Each entry here needs to be set down again exactly, please; pictures are left out.

◇ ◇ ◇ ◇ ◇ ◇ ◇

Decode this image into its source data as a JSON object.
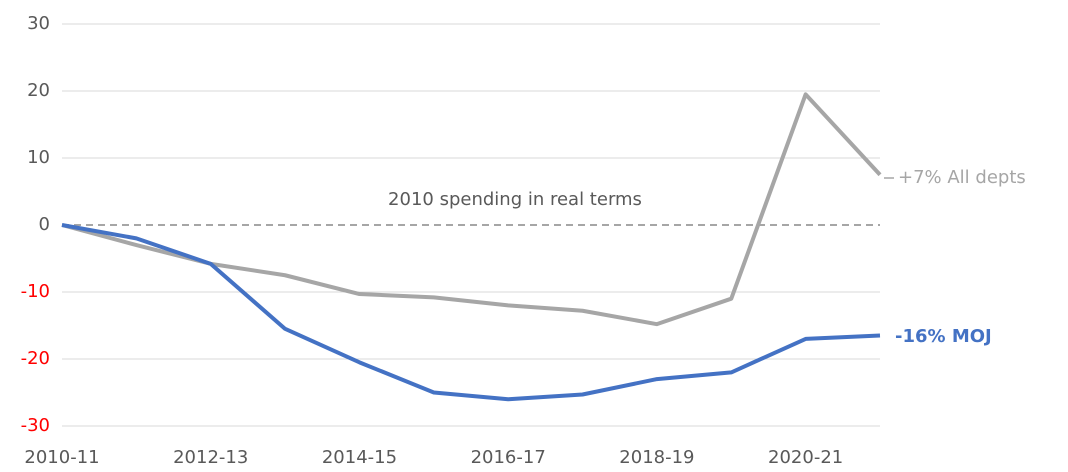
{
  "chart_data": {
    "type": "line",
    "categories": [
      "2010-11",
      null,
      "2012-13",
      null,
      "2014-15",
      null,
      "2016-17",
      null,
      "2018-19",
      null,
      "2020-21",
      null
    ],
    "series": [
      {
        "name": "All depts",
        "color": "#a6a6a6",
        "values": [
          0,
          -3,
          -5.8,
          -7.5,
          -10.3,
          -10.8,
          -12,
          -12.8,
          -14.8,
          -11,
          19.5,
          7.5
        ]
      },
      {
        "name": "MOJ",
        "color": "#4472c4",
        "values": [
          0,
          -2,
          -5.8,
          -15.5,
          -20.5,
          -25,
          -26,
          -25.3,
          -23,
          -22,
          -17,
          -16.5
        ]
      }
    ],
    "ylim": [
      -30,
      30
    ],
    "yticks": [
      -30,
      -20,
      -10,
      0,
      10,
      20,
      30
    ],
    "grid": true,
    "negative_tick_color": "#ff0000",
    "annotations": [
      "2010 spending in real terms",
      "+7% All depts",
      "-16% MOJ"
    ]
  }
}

◇ ◇ ◇ ◇ ◇ ◇ ◇

(Solution to this exercise)
Decode this image into its source data as a JSON object.
{
  "chart_data": {
    "type": "line",
    "categories": [
      "2010-11",
      null,
      "2012-13",
      null,
      "2014-15",
      null,
      "2016-17",
      null,
      "2018-19",
      null,
      "2020-21",
      null
    ],
    "series": [
      {
        "name": "All depts",
        "color": "#a6a6a6",
        "values": [
          0,
          -3,
          -5.8,
          -7.5,
          -10.3,
          -10.8,
          -12,
          -12.8,
          -14.8,
          -11,
          19.5,
          7.5
        ]
      },
      {
        "name": "MOJ",
        "color": "#4472c4",
        "values": [
          0,
          -2,
          -5.8,
          -15.5,
          -20.5,
          -25,
          -26,
          -25.3,
          -23,
          -22,
          -17,
          -16.5
        ]
      }
    ],
    "ylim": [
      -30,
      30
    ],
    "yticks": [
      -30,
      -20,
      -10,
      0,
      10,
      20,
      30
    ],
    "grid": true,
    "negative_tick_color": "#ff0000",
    "annotations": [
      "2010 spending in real terms",
      "+7% All depts",
      "-16% MOJ"
    ]
  }
}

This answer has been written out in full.